WHAT IS BEING ASKED
Reproduce the material below line for line, with no changes.

SUPPLIED MATERIAL
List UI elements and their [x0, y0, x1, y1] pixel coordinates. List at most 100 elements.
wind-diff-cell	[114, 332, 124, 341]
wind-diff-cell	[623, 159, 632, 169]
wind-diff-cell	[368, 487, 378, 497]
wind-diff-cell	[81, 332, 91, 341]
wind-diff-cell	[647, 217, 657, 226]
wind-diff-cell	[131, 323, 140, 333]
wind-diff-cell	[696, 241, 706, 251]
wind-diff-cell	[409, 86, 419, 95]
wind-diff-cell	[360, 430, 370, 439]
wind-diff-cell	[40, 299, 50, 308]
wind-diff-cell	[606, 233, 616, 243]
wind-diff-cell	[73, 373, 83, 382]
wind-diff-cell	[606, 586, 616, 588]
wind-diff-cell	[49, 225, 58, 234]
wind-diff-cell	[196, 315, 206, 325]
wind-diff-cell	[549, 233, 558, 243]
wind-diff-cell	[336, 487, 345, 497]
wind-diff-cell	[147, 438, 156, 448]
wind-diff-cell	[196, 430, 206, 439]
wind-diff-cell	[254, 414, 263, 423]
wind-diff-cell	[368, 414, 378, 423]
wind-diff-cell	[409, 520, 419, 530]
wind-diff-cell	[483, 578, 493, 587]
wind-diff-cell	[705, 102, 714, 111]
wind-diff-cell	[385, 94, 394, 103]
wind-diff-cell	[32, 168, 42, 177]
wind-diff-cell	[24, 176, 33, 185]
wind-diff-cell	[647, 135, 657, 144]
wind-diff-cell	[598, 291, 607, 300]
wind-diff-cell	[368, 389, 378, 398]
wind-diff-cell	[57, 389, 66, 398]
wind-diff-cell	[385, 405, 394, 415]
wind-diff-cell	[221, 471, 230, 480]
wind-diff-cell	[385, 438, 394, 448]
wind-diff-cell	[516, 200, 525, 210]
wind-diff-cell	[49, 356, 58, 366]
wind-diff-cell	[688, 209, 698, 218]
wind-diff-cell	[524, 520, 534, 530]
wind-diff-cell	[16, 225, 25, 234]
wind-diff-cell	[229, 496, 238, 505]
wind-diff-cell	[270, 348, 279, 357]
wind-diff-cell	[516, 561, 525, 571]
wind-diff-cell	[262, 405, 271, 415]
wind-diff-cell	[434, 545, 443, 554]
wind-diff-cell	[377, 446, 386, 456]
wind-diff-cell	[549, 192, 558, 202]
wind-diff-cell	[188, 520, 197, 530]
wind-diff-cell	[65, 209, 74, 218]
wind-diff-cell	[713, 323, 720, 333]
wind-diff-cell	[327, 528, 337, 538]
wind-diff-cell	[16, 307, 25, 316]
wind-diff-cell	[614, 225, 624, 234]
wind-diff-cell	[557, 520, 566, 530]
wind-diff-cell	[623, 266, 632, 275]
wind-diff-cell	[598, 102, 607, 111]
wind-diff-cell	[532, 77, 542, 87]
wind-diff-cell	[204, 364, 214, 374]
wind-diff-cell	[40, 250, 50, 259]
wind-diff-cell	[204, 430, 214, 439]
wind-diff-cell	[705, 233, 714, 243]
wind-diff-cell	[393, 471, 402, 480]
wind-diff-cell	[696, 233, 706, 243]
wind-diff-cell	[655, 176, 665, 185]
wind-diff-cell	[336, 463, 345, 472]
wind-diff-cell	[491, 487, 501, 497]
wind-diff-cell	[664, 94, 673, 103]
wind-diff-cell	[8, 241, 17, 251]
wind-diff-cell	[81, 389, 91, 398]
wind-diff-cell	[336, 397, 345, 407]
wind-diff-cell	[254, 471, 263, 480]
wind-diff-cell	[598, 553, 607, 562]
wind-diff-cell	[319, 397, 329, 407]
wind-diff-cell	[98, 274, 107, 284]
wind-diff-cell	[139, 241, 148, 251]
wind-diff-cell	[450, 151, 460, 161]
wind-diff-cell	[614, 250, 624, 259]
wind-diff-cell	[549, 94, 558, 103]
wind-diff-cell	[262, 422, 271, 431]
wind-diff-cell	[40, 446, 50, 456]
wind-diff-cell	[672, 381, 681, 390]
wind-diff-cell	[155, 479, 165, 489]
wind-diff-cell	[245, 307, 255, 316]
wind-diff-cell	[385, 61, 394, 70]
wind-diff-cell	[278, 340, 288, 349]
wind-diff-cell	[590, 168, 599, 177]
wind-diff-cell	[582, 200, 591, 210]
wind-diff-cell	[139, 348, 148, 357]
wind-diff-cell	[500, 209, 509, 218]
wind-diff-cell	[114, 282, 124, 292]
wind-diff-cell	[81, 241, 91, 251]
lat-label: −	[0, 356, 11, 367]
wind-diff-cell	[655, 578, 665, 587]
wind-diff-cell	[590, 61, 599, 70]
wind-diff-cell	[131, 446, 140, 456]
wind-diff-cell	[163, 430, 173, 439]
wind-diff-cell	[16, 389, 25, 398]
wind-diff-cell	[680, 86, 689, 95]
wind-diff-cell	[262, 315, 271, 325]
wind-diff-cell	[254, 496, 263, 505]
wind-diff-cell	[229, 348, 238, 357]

RESULT OF THE TASK
List UI elements and their [x0, y0, x1, y1] pixel coordinates. List at most 100 elements.
wind-diff-cell	[114, 332, 124, 341]
wind-diff-cell	[623, 159, 632, 169]
wind-diff-cell	[368, 487, 378, 497]
wind-diff-cell	[81, 332, 91, 341]
wind-diff-cell	[647, 217, 657, 226]
wind-diff-cell	[131, 323, 140, 333]
wind-diff-cell	[696, 241, 706, 251]
wind-diff-cell	[409, 86, 419, 95]
wind-diff-cell	[360, 430, 370, 439]
wind-diff-cell	[40, 299, 50, 308]
wind-diff-cell	[606, 233, 616, 243]
wind-diff-cell	[73, 373, 83, 382]
wind-diff-cell	[606, 586, 616, 588]
wind-diff-cell	[49, 225, 58, 234]
wind-diff-cell	[196, 315, 206, 325]
wind-diff-cell	[549, 233, 558, 243]
wind-diff-cell	[336, 487, 345, 497]
wind-diff-cell	[147, 438, 156, 448]
wind-diff-cell	[196, 430, 206, 439]
wind-diff-cell	[254, 414, 263, 423]
wind-diff-cell	[368, 414, 378, 423]
wind-diff-cell	[409, 520, 419, 530]
wind-diff-cell	[483, 578, 493, 587]
wind-diff-cell	[705, 102, 714, 111]
wind-diff-cell	[385, 94, 394, 103]
wind-diff-cell	[32, 168, 42, 177]
wind-diff-cell	[24, 176, 33, 185]
wind-diff-cell	[647, 135, 657, 144]
wind-diff-cell	[598, 291, 607, 300]
wind-diff-cell	[368, 389, 378, 398]
wind-diff-cell	[57, 389, 66, 398]
wind-diff-cell	[385, 405, 394, 415]
wind-diff-cell	[221, 471, 230, 480]
wind-diff-cell	[385, 438, 394, 448]
wind-diff-cell	[516, 200, 525, 210]
wind-diff-cell	[49, 356, 58, 366]
wind-diff-cell	[688, 209, 698, 218]
wind-diff-cell	[524, 520, 534, 530]
wind-diff-cell	[16, 225, 25, 234]
wind-diff-cell	[229, 496, 238, 505]
wind-diff-cell	[270, 348, 279, 357]
wind-diff-cell	[516, 561, 525, 571]
wind-diff-cell	[262, 405, 271, 415]
wind-diff-cell	[434, 545, 443, 554]
wind-diff-cell	[377, 446, 386, 456]
wind-diff-cell	[549, 192, 558, 202]
wind-diff-cell	[188, 520, 197, 530]
wind-diff-cell	[65, 209, 74, 218]
wind-diff-cell	[713, 323, 720, 333]
wind-diff-cell	[327, 528, 337, 538]
wind-diff-cell	[16, 307, 25, 316]
wind-diff-cell	[614, 225, 624, 234]
wind-diff-cell	[557, 520, 566, 530]
wind-diff-cell	[623, 266, 632, 275]
wind-diff-cell	[598, 102, 607, 111]
wind-diff-cell	[532, 77, 542, 87]
wind-diff-cell	[204, 364, 214, 374]
wind-diff-cell	[40, 250, 50, 259]
wind-diff-cell	[204, 430, 214, 439]
wind-diff-cell	[705, 233, 714, 243]
wind-diff-cell	[393, 471, 402, 480]
wind-diff-cell	[696, 233, 706, 243]
wind-diff-cell	[655, 176, 665, 185]
wind-diff-cell	[336, 463, 345, 472]
wind-diff-cell	[491, 487, 501, 497]
wind-diff-cell	[664, 94, 673, 103]
wind-diff-cell	[8, 241, 17, 251]
wind-diff-cell	[81, 389, 91, 398]
wind-diff-cell	[336, 397, 345, 407]
wind-diff-cell	[254, 471, 263, 480]
wind-diff-cell	[598, 553, 607, 562]
wind-diff-cell	[319, 397, 329, 407]
wind-diff-cell	[98, 274, 107, 284]
wind-diff-cell	[139, 241, 148, 251]
wind-diff-cell	[450, 151, 460, 161]
wind-diff-cell	[614, 250, 624, 259]
wind-diff-cell	[549, 94, 558, 103]
wind-diff-cell	[262, 422, 271, 431]
wind-diff-cell	[40, 446, 50, 456]
wind-diff-cell	[672, 381, 681, 390]
wind-diff-cell	[155, 479, 165, 489]
wind-diff-cell	[245, 307, 255, 316]
wind-diff-cell	[385, 61, 394, 70]
wind-diff-cell	[278, 340, 288, 349]
wind-diff-cell	[590, 168, 599, 177]
wind-diff-cell	[582, 200, 591, 210]
wind-diff-cell	[139, 348, 148, 357]
wind-diff-cell	[500, 209, 509, 218]
wind-diff-cell	[114, 282, 124, 292]
wind-diff-cell	[81, 241, 91, 251]
lat-label: −	[0, 356, 11, 367]
wind-diff-cell	[655, 578, 665, 587]
wind-diff-cell	[590, 61, 599, 70]
wind-diff-cell	[131, 446, 140, 456]
wind-diff-cell	[163, 430, 173, 439]
wind-diff-cell	[16, 389, 25, 398]
wind-diff-cell	[680, 86, 689, 95]
wind-diff-cell	[262, 315, 271, 325]
wind-diff-cell	[254, 496, 263, 505]
wind-diff-cell	[229, 348, 238, 357]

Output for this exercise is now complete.